● **Description of the task**
Your task is to output the entries below word for word.

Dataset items
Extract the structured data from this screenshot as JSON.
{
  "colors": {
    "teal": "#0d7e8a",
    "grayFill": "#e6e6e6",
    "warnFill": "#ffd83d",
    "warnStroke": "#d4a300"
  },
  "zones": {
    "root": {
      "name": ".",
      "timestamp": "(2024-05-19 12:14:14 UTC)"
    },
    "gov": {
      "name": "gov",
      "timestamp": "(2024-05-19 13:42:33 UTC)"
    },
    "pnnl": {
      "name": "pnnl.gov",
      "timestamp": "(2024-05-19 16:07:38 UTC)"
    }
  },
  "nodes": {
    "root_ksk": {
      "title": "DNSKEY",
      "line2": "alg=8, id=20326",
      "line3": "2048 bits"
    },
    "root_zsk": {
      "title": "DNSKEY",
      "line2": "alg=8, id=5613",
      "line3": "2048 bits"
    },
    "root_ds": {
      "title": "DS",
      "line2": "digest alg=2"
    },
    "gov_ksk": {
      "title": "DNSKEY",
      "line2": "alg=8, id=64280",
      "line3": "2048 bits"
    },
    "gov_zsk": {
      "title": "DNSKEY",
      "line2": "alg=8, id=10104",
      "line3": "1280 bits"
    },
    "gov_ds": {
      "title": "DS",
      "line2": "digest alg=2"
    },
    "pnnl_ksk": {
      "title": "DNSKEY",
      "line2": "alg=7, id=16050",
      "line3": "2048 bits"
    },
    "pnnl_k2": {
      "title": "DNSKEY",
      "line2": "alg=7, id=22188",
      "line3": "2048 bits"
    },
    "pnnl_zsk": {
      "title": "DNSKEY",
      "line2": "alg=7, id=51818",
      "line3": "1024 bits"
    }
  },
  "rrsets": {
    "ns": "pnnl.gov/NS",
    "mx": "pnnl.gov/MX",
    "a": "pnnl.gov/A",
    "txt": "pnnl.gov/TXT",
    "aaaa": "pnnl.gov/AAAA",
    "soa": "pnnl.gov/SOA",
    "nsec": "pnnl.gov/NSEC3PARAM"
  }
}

● **Task output**
Extract the structured data from this screenshot as JSON.
{
  "colors": {
    "teal": "#0d7e8a",
    "grayFill": "#e6e6e6",
    "warnFill": "#ffd83d",
    "warnStroke": "#d4a300"
  },
  "zones": {
    "root": {
      "name": ".",
      "timestamp": "(2024-05-19 12:14:14 UTC)"
    },
    "gov": {
      "name": "gov",
      "timestamp": "(2024-05-19 13:42:33 UTC)"
    },
    "pnnl": {
      "name": "pnnl.gov",
      "timestamp": "(2024-05-19 16:07:38 UTC)"
    }
  },
  "nodes": {
    "root_ksk": {
      "title": "DNSKEY",
      "line2": "alg=8, id=20326",
      "line3": "2048 bits"
    },
    "root_zsk": {
      "title": "DNSKEY",
      "line2": "alg=8, id=5613",
      "line3": "2048 bits"
    },
    "root_ds": {
      "title": "DS",
      "line2": "digest alg=2"
    },
    "gov_ksk": {
      "title": "DNSKEY",
      "line2": "alg=8, id=64280",
      "line3": "2048 bits"
    },
    "gov_zsk": {
      "title": "DNSKEY",
      "line2": "alg=8, id=10104",
      "line3": "1280 bits"
    },
    "gov_ds": {
      "title": "DS",
      "line2": "digest alg=2"
    },
    "pnnl_ksk": {
      "title": "DNSKEY",
      "line2": "alg=7, id=16050",
      "line3": "2048 bits"
    },
    "pnnl_k2": {
      "title": "DNSKEY",
      "line2": "alg=7, id=22188",
      "line3": "2048 bits"
    },
    "pnnl_zsk": {
      "title": "DNSKEY",
      "line2": "alg=7, id=51818",
      "line3": "1024 bits"
    }
  },
  "rrsets": {
    "ns": "pnnl.gov/NS",
    "mx": "pnnl.gov/MX",
    "a": "pnnl.gov/A",
    "txt": "pnnl.gov/TXT",
    "aaaa": "pnnl.gov/AAAA",
    "soa": "pnnl.gov/SOA",
    "nsec": "pnnl.gov/NSEC3PARAM"
  }
}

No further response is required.